Exercise aim:
Return each entry exactly, omitting nothing.

Extracted records
-- START --
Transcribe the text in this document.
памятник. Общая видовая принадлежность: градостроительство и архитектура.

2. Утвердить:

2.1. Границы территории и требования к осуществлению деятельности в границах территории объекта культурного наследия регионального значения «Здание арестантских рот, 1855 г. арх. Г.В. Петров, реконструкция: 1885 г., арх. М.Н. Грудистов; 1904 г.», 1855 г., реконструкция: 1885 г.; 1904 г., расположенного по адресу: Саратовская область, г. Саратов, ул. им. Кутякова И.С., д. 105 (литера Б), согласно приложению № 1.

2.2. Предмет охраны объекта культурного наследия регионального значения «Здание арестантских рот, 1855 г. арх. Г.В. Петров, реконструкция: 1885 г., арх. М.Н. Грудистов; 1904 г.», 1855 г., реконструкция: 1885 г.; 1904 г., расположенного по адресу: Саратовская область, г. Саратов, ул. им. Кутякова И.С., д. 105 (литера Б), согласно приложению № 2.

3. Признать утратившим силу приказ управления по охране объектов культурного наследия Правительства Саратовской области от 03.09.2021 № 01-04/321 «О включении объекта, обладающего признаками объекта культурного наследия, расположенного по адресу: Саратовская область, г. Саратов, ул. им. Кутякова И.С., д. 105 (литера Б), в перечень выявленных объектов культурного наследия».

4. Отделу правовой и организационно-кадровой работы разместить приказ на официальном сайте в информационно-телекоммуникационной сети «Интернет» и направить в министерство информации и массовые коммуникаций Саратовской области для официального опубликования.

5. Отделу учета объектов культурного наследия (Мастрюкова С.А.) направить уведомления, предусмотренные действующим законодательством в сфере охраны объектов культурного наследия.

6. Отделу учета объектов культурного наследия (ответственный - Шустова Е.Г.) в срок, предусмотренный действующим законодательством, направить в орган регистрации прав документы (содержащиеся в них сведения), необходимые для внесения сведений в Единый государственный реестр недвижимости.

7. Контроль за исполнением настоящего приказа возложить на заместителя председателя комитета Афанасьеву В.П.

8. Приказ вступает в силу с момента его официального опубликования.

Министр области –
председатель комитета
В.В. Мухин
-- END --
The result:
Transcribe the text in this document.
памятник. Общая видовая принадлежность: градостроительство и архитектура.

2. Утвердить:

2.1. Границы территории и требования к осуществлению деятельности в границах территории объекта культурного наследия регионального значения «Здание арестантских рот, 1855 г. арх. Г.В. Петров, реконструкция: 1885 г., арх. М.Н. Грудистов; 1904 г.», 1855 г., реконструкция: 1885 г.; 1904 г., расположенного по адресу: Саратовская область, г. Саратов, ул. им. Кутякова И.С., д. 105 (литера Б), согласно приложению № 1.

2.2. Предмет охраны объекта культурного наследия регионального значения «Здание арестантских рот, 1855 г. арх. Г.В. Петров, реконструкция: 1885 г., арх. М.Н. Грудистов; 1904 г.», 1855 г., реконструкция: 1885 г.; 1904 г., расположенного по адресу: Саратовская область, г. Саратов, ул. им. Кутякова И.С., д. 105 (литера Б), согласно приложению № 2.

3. Признать утратившим силу приказ управления по охране объектов культурного наследия Правительства Саратовской области от 03.09.2021 № 01-04/321 «О включении объекта, обладающего признаками объекта культурного наследия, расположенного по адресу: Саратовская область, г. Саратов, ул. им. Кутякова И.С., д. 105 (литера Б), в перечень выявленных объектов культурного наследия».

4. Отделу правовой и организационно-кадровой работы разместить приказ на официальном сайте в информационно-телекоммуникационной сети «Интернет» и направить в министерство информации и массовые коммуникаций Саратовской области для официального опубликования.

5. Отделу учета объектов культурного наследия (Мастрюкова С.А.) направить уведомления, предусмотренные действующим законодательством в сфере охраны объектов культурного наследия.

6. Отделу учета объектов культурного наследия (ответственный - Шустова Е.Г.) в срок, предусмотренный действующим законодательством, направить в орган регистрации прав документы (содержащиеся в них сведения), необходимые для внесения сведений в Единый государственный реестр недвижимости.

7. Контроль за исполнением настоящего приказа возложить на заместителя председателя комитета Афанасьеву В.П.

8. Приказ вступает в силу с момента его официального опубликования.

Министр области –
председатель комитета
В.В. Мухин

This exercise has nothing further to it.